Provided data start

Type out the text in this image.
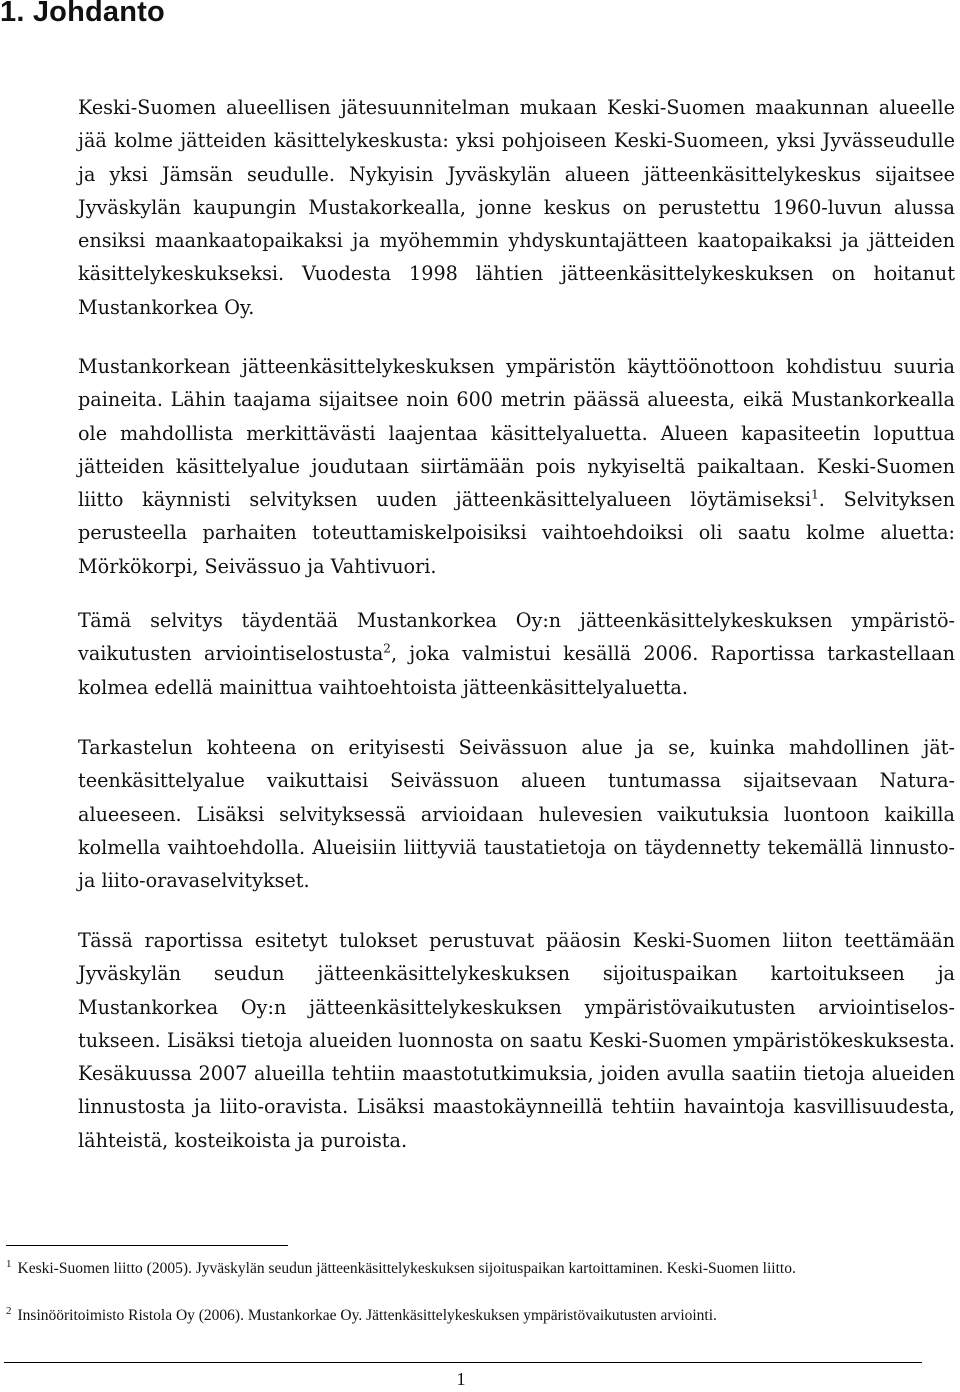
1. Johdanto

Keski-Suomen alueellisen jätesuunnitelman mukaan Keski-Suomen maakunnan alueelle jää kolme jätteiden käsittelykeskusta: yksi pohjoiseen Keski-Suomeen, yksi Jyvässeudulle ja yksi Jämsän seudulle. Nykyisin Jyväskylän alueen jätteenkäsittelykeskus sijaitsee Jyväskylän kaupungin Mustakorkealla, jonne keskus on perustettu 1960-luvun alussa ensiksi maankaatopaikaksi ja myöhemmin yhdyskuntajätteen kaatopaikaksi ja jätteiden käsittelykeskukseksi. Vuodesta 1998 lähtien jätteenkäsittelykeskuksen on hoitanut Mustankorkea Oy.

Mustankorkean jätteenkäsittelykeskuksen ympäristön käyttöönottoon kohdistuu suuria paineita. Lähin taajama sijaitsee noin 600 metrin päässä alueesta, eikä Mustankorkealla ole mahdollista merkittävästi laajentaa käsittelyaluetta. Alueen kapasiteetin loputtua jätteiden käsittelyalue joudutaan siirtämään pois nykyiseltä paikaltaan. Keski-Suomen liitto käynnisti selvityksen uuden jätteenkäsittelyalueen löytämiseksi$^1$. Selvityksen perusteella parhaiten toteuttamiskelpoisiksi vaihtoehdoiksi oli saatu kolme aluetta: Mörkökorpi, Seivässuo ja Vahtivuori.

Tämä selvitys täydentää Mustankorkea Oy:n jätteenkäsittelykeskuksen ympäristövaikutusten arviointiselostusta$^2$, joka valmistui kesällä 2006. Raportissa tarkastellaan kolmea edellä mainittua vaihtoehtoista jätteenkäsittelyaluetta.

Tarkastelun kohteena on erityisesti Seivässuon alue ja se, kuinka mahdollinen jätteenkäsittelyalue vaikuttaisi Seivässuon alueen tuntumassa sijaitsevaan Natura-alueeseen. Lisäksi selvityksessä arvioidaan hulevesien vaikutuksia luontoon kaikilla kolmella vaihtoehdolla. Alueisiin liittyviä taustatietoja on täydennetty tekemällä linnusto- ja liito-oravaselvitykset.

Tässä raportissa esitetyt tulokset perustuvat pääosin Keski-Suomen liiton teettämään Jyväskylän seudun jätteenkäsittelykeskuksen sijoituspaikan kartoitukseen ja Mustankorkea Oy:n jätteenkäsittelykeskuksen ympäristövaikutusten arviointiselostukseen. Lisäksi tietoja alueiden luonnosta on saatu Keski-Suomen ympäristökeskuksesta. Kesäkuussa 2007 alueilla tehtiin maastotutkimuksia, joiden avulla saatiin tietoja alueiden linnustosta ja liito-oravista. Lisäksi maastokäynneillä tehtiin havaintoja kasvillisuudesta, lähteistä, kosteikoista ja puroista.

$^1$ Keski-Suomen liitto (2005). Jyväskylän seudun jätteenkäsittelykeskuksen sijoituspaikan kartoittaminen. Keski-Suomen liitto.

$^2$ Insinööritoimisto Ristola Oy (2006). Mustankorkae Oy. Jättenkäsittelykeskuksen ympäristövaikutusten arviointi.

1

Provided data end

## Problem statement:
Collect every line from the records above that contains the word "seudun".

## Expected answer:
Tässä raportissa esitetyt tulokset perustuvat pääosin Keski-Suomen liiton teettämään Jyväskylän seudun jätteenkäsittelykeskuksen sijoituspaikan kartoitukseen ja Mustankorkea Oy:n jätteenkäsittelykeskuksen ympäristövaikutusten arviointiselostukseen. Lisäksi tietoja alueiden luonnosta on saatu Keski-Suomen ympäristökeskuksesta. Kesäkuussa 2007 alueilla tehtiin maastotutkimuksia, joiden avulla saatiin tietoja alueiden linnustosta ja liito-oravista. Lisäksi maastokäynneillä tehtiin havaintoja kasvillisuudesta, lähteistä, kosteikoista ja puroista.
$^1$ Keski-Suomen liitto (2005). Jyväskylän seudun jätteenkäsittelykeskuksen sijoituspaikan kartoittaminen. Keski-Suomen liitto.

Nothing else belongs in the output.